[Task description]:
Using the records provided below, locate and copy each line that contains the word "title".
[START Available records]
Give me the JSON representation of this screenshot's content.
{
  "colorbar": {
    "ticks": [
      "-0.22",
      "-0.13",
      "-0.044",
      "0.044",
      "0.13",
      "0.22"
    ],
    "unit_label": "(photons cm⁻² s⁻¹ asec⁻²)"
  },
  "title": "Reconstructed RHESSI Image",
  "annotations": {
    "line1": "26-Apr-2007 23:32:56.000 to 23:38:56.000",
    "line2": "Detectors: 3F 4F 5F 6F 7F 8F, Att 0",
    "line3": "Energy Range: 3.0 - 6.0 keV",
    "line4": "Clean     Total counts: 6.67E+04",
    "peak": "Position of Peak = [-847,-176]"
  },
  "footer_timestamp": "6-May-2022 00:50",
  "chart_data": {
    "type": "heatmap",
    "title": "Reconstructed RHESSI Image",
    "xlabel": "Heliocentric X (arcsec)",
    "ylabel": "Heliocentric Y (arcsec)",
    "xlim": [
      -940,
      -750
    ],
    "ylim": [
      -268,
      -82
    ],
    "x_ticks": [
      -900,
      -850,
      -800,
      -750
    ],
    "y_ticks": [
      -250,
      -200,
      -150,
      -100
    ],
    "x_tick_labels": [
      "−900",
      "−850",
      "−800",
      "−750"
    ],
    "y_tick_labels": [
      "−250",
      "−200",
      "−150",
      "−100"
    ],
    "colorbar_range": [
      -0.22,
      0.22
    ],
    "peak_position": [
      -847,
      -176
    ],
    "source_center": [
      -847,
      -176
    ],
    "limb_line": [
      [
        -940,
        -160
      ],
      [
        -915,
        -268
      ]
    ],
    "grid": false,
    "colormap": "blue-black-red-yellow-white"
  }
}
[END Available records]
[Answer to the task]:
  "title": "Reconstructed RHESSI Image",
    "title": "Reconstructed RHESSI Image",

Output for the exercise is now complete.